§ Problem to solve:
Transcribe the listing that follows in full, omitting pictures.

+---+

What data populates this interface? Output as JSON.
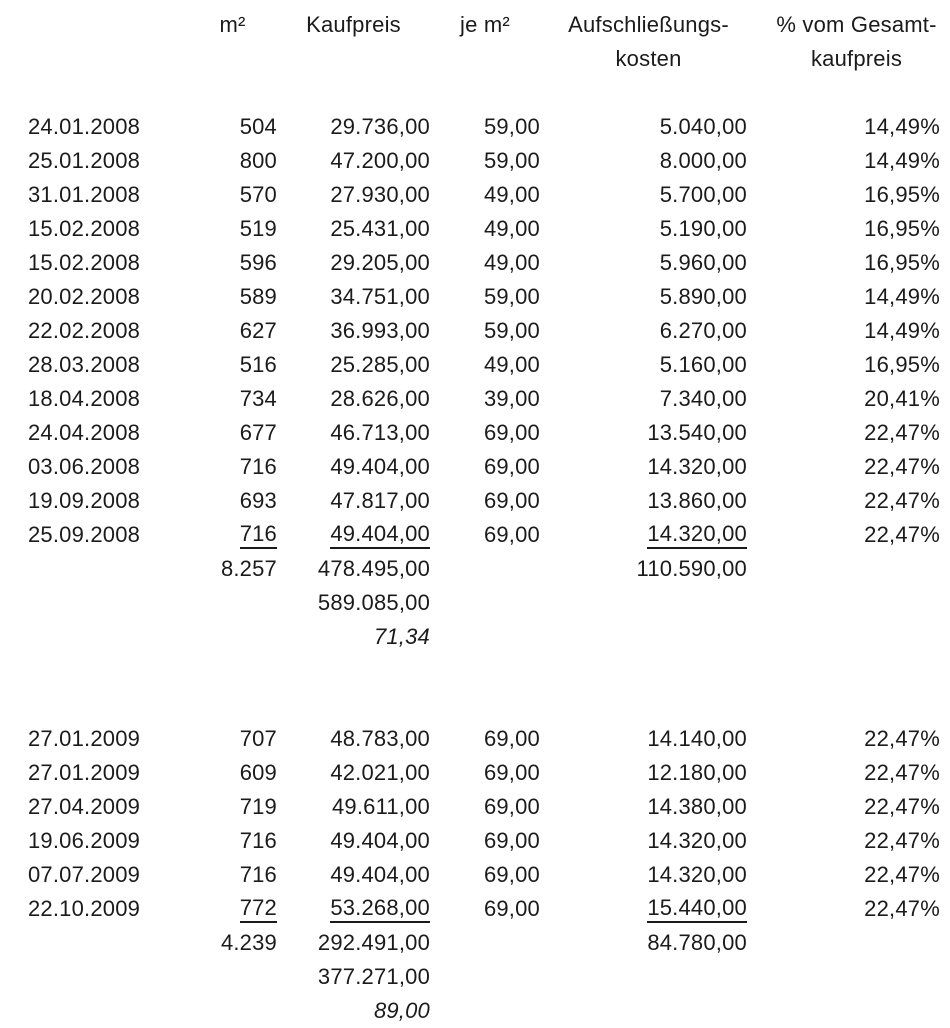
{
  "page": {
    "background_color": "#ffffff",
    "text_color": "#1b1b1b"
  },
  "table": {
    "headers": {
      "date": "",
      "m2": "m²",
      "kaufpreis": "Kaufpreis",
      "je_m2": "je m²",
      "aufschliessungskosten_line1": "Aufschließungs-",
      "aufschliessungskosten_line2": "kosten",
      "pct_line1": "% vom Gesamt-",
      "pct_line2": "kaufpreis"
    },
    "sections": [
      {
        "year": "2008",
        "rows": [
          {
            "date": "24.01.2008",
            "m2": "504",
            "kaufpreis": "29.736,00",
            "je_m2": "59,00",
            "aufschliessung": "5.040,00",
            "pct": "14,49%"
          },
          {
            "date": "25.01.2008",
            "m2": "800",
            "kaufpreis": "47.200,00",
            "je_m2": "59,00",
            "aufschliessung": "8.000,00",
            "pct": "14,49%"
          },
          {
            "date": "31.01.2008",
            "m2": "570",
            "kaufpreis": "27.930,00",
            "je_m2": "49,00",
            "aufschliessung": "5.700,00",
            "pct": "16,95%"
          },
          {
            "date": "15.02.2008",
            "m2": "519",
            "kaufpreis": "25.431,00",
            "je_m2": "49,00",
            "aufschliessung": "5.190,00",
            "pct": "16,95%"
          },
          {
            "date": "15.02.2008",
            "m2": "596",
            "kaufpreis": "29.205,00",
            "je_m2": "49,00",
            "aufschliessung": "5.960,00",
            "pct": "16,95%"
          },
          {
            "date": "20.02.2008",
            "m2": "589",
            "kaufpreis": "34.751,00",
            "je_m2": "59,00",
            "aufschliessung": "5.890,00",
            "pct": "14,49%"
          },
          {
            "date": "22.02.2008",
            "m2": "627",
            "kaufpreis": "36.993,00",
            "je_m2": "59,00",
            "aufschliessung": "6.270,00",
            "pct": "14,49%"
          },
          {
            "date": "28.03.2008",
            "m2": "516",
            "kaufpreis": "25.285,00",
            "je_m2": "49,00",
            "aufschliessung": "5.160,00",
            "pct": "16,95%"
          },
          {
            "date": "18.04.2008",
            "m2": "734",
            "kaufpreis": "28.626,00",
            "je_m2": "39,00",
            "aufschliessung": "7.340,00",
            "pct": "20,41%"
          },
          {
            "date": "24.04.2008",
            "m2": "677",
            "kaufpreis": "46.713,00",
            "je_m2": "69,00",
            "aufschliessung": "13.540,00",
            "pct": "22,47%"
          },
          {
            "date": "03.06.2008",
            "m2": "716",
            "kaufpreis": "49.404,00",
            "je_m2": "69,00",
            "aufschliessung": "14.320,00",
            "pct": "22,47%"
          },
          {
            "date": "19.09.2008",
            "m2": "693",
            "kaufpreis": "47.817,00",
            "je_m2": "69,00",
            "aufschliessung": "13.860,00",
            "pct": "22,47%"
          },
          {
            "date": "25.09.2008",
            "m2": "716",
            "kaufpreis": "49.404,00",
            "je_m2": "69,00",
            "aufschliessung": "14.320,00",
            "pct": "22,47%"
          }
        ],
        "sum_m2": "8.257",
        "sum_kaufpreis": "478.495,00",
        "sum_aufschliessung": "110.590,00",
        "total_gesamt": "589.085,00",
        "avg_je_m2": "71,34"
      },
      {
        "year": "2009",
        "rows": [
          {
            "date": "27.01.2009",
            "m2": "707",
            "kaufpreis": "48.783,00",
            "je_m2": "69,00",
            "aufschliessung": "14.140,00",
            "pct": "22,47%"
          },
          {
            "date": "27.01.2009",
            "m2": "609",
            "kaufpreis": "42.021,00",
            "je_m2": "69,00",
            "aufschliessung": "12.180,00",
            "pct": "22,47%"
          },
          {
            "date": "27.04.2009",
            "m2": "719",
            "kaufpreis": "49.611,00",
            "je_m2": "69,00",
            "aufschliessung": "14.380,00",
            "pct": "22,47%"
          },
          {
            "date": "19.06.2009",
            "m2": "716",
            "kaufpreis": "49.404,00",
            "je_m2": "69,00",
            "aufschliessung": "14.320,00",
            "pct": "22,47%"
          },
          {
            "date": "07.07.2009",
            "m2": "716",
            "kaufpreis": "49.404,00",
            "je_m2": "69,00",
            "aufschliessung": "14.320,00",
            "pct": "22,47%"
          },
          {
            "date": "22.10.2009",
            "m2": "772",
            "kaufpreis": "53.268,00",
            "je_m2": "69,00",
            "aufschliessung": "15.440,00",
            "pct": "22,47%"
          }
        ],
        "sum_m2": "4.239",
        "sum_kaufpreis": "292.491,00",
        "sum_aufschliessung": "84.780,00",
        "total_gesamt": "377.271,00",
        "avg_je_m2": "89,00"
      }
    ]
  }
}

+---+

§ Answer to the problem:
What data populates this interface? Output as JSON.
{
  "page": {
    "background_color": "#ffffff",
    "text_color": "#1b1b1b"
  },
  "table": {
    "headers": {
      "date": "",
      "m2": "m²",
      "kaufpreis": "Kaufpreis",
      "je_m2": "je m²",
      "aufschliessungskosten_line1": "Aufschließungs-",
      "aufschliessungskosten_line2": "kosten",
      "pct_line1": "% vom Gesamt-",
      "pct_line2": "kaufpreis"
    },
    "sections": [
      {
        "year": "2008",
        "rows": [
          {
            "date": "24.01.2008",
            "m2": "504",
            "kaufpreis": "29.736,00",
            "je_m2": "59,00",
            "aufschliessung": "5.040,00",
            "pct": "14,49%"
          },
          {
            "date": "25.01.2008",
            "m2": "800",
            "kaufpreis": "47.200,00",
            "je_m2": "59,00",
            "aufschliessung": "8.000,00",
            "pct": "14,49%"
          },
          {
            "date": "31.01.2008",
            "m2": "570",
            "kaufpreis": "27.930,00",
            "je_m2": "49,00",
            "aufschliessung": "5.700,00",
            "pct": "16,95%"
          },
          {
            "date": "15.02.2008",
            "m2": "519",
            "kaufpreis": "25.431,00",
            "je_m2": "49,00",
            "aufschliessung": "5.190,00",
            "pct": "16,95%"
          },
          {
            "date": "15.02.2008",
            "m2": "596",
            "kaufpreis": "29.205,00",
            "je_m2": "49,00",
            "aufschliessung": "5.960,00",
            "pct": "16,95%"
          },
          {
            "date": "20.02.2008",
            "m2": "589",
            "kaufpreis": "34.751,00",
            "je_m2": "59,00",
            "aufschliessung": "5.890,00",
            "pct": "14,49%"
          },
          {
            "date": "22.02.2008",
            "m2": "627",
            "kaufpreis": "36.993,00",
            "je_m2": "59,00",
            "aufschliessung": "6.270,00",
            "pct": "14,49%"
          },
          {
            "date": "28.03.2008",
            "m2": "516",
            "kaufpreis": "25.285,00",
            "je_m2": "49,00",
            "aufschliessung": "5.160,00",
            "pct": "16,95%"
          },
          {
            "date": "18.04.2008",
            "m2": "734",
            "kaufpreis": "28.626,00",
            "je_m2": "39,00",
            "aufschliessung": "7.340,00",
            "pct": "20,41%"
          },
          {
            "date": "24.04.2008",
            "m2": "677",
            "kaufpreis": "46.713,00",
            "je_m2": "69,00",
            "aufschliessung": "13.540,00",
            "pct": "22,47%"
          },
          {
            "date": "03.06.2008",
            "m2": "716",
            "kaufpreis": "49.404,00",
            "je_m2": "69,00",
            "aufschliessung": "14.320,00",
            "pct": "22,47%"
          },
          {
            "date": "19.09.2008",
            "m2": "693",
            "kaufpreis": "47.817,00",
            "je_m2": "69,00",
            "aufschliessung": "13.860,00",
            "pct": "22,47%"
          },
          {
            "date": "25.09.2008",
            "m2": "716",
            "kaufpreis": "49.404,00",
            "je_m2": "69,00",
            "aufschliessung": "14.320,00",
            "pct": "22,47%"
          }
        ],
        "sum_m2": "8.257",
        "sum_kaufpreis": "478.495,00",
        "sum_aufschliessung": "110.590,00",
        "total_gesamt": "589.085,00",
        "avg_je_m2": "71,34"
      },
      {
        "year": "2009",
        "rows": [
          {
            "date": "27.01.2009",
            "m2": "707",
            "kaufpreis": "48.783,00",
            "je_m2": "69,00",
            "aufschliessung": "14.140,00",
            "pct": "22,47%"
          },
          {
            "date": "27.01.2009",
            "m2": "609",
            "kaufpreis": "42.021,00",
            "je_m2": "69,00",
            "aufschliessung": "12.180,00",
            "pct": "22,47%"
          },
          {
            "date": "27.04.2009",
            "m2": "719",
            "kaufpreis": "49.611,00",
            "je_m2": "69,00",
            "aufschliessung": "14.380,00",
            "pct": "22,47%"
          },
          {
            "date": "19.06.2009",
            "m2": "716",
            "kaufpreis": "49.404,00",
            "je_m2": "69,00",
            "aufschliessung": "14.320,00",
            "pct": "22,47%"
          },
          {
            "date": "07.07.2009",
            "m2": "716",
            "kaufpreis": "49.404,00",
            "je_m2": "69,00",
            "aufschliessung": "14.320,00",
            "pct": "22,47%"
          },
          {
            "date": "22.10.2009",
            "m2": "772",
            "kaufpreis": "53.268,00",
            "je_m2": "69,00",
            "aufschliessung": "15.440,00",
            "pct": "22,47%"
          }
        ],
        "sum_m2": "4.239",
        "sum_kaufpreis": "292.491,00",
        "sum_aufschliessung": "84.780,00",
        "total_gesamt": "377.271,00",
        "avg_je_m2": "89,00"
      }
    ]
  }
}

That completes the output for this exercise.